▸ **YOUR GOAL**
Exactly reproduce all the records, keeping pictures out of the copy.

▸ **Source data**
::::::::::

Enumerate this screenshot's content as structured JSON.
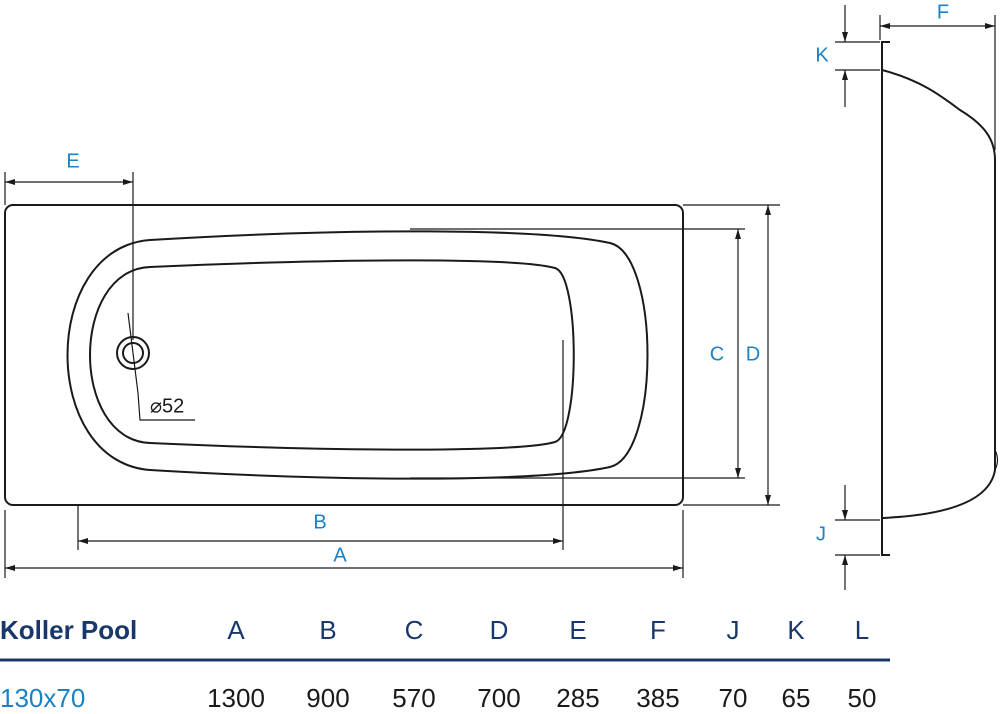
{
  "drawing": {
    "dimension_labels": [
      "E",
      "B",
      "A",
      "C",
      "D",
      "F",
      "K",
      "J"
    ],
    "drain_label": "⌀52"
  },
  "table": {
    "columns": [
      "Koller Pool",
      "A",
      "B",
      "C",
      "D",
      "E",
      "F",
      "J",
      "K",
      "L"
    ],
    "rows": [
      [
        "130x70",
        1300,
        900,
        570,
        700,
        285,
        385,
        70,
        65,
        50
      ]
    ]
  }
}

::::::::::

▸ **TASK SOLUTION**
Enumerate this screenshot's content as structured JSON.
{
  "drawing": {
    "dimension_labels": [
      "E",
      "B",
      "A",
      "C",
      "D",
      "F",
      "K",
      "J"
    ],
    "drain_label": "⌀52"
  },
  "table": {
    "columns": [
      "Koller Pool",
      "A",
      "B",
      "C",
      "D",
      "E",
      "F",
      "J",
      "K",
      "L"
    ],
    "rows": [
      [
        "130x70",
        1300,
        900,
        570,
        700,
        285,
        385,
        70,
        65,
        50
      ]
    ]
  }
}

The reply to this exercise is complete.